====== Material for this task

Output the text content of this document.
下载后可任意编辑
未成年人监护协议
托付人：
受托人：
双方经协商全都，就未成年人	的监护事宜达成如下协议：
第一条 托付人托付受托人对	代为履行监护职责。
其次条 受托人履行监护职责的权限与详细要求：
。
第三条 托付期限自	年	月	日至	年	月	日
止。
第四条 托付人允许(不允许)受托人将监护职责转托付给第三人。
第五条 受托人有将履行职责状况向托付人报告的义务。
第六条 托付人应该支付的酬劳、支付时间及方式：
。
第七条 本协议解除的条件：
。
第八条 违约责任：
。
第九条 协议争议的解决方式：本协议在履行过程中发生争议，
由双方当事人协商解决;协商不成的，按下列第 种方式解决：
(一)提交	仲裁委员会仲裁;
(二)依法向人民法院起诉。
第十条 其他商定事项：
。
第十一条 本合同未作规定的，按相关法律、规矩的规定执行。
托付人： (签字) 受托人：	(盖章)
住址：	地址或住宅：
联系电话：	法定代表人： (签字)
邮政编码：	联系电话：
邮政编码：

============

__What you will do__
Print back all the lines verbatim.

__Exercise answer__
Output the text content of this document.
下载后可任意编辑
未成年人监护协议
托付人：
受托人：
双方经协商全都，就未成年人	的监护事宜达成如下协议：
第一条 托付人托付受托人对	代为履行监护职责。
其次条 受托人履行监护职责的权限与详细要求：
。
第三条 托付期限自	年	月	日至	年	月	日
止。
第四条 托付人允许(不允许)受托人将监护职责转托付给第三人。
第五条 受托人有将履行职责状况向托付人报告的义务。
第六条 托付人应该支付的酬劳、支付时间及方式：
。
第七条 本协议解除的条件：
。
第八条 违约责任：
。
第九条 协议争议的解决方式：本协议在履行过程中发生争议，
由双方当事人协商解决;协商不成的，按下列第 种方式解决：
(一)提交	仲裁委员会仲裁;
(二)依法向人民法院起诉。
第十条 其他商定事项：
。
第十一条 本合同未作规定的，按相关法律、规矩的规定执行。
托付人： (签字) 受托人：	(盖章)
住址：	地址或住宅：
联系电话：	法定代表人： (签字)
邮政编码：	联系电话：
邮政编码：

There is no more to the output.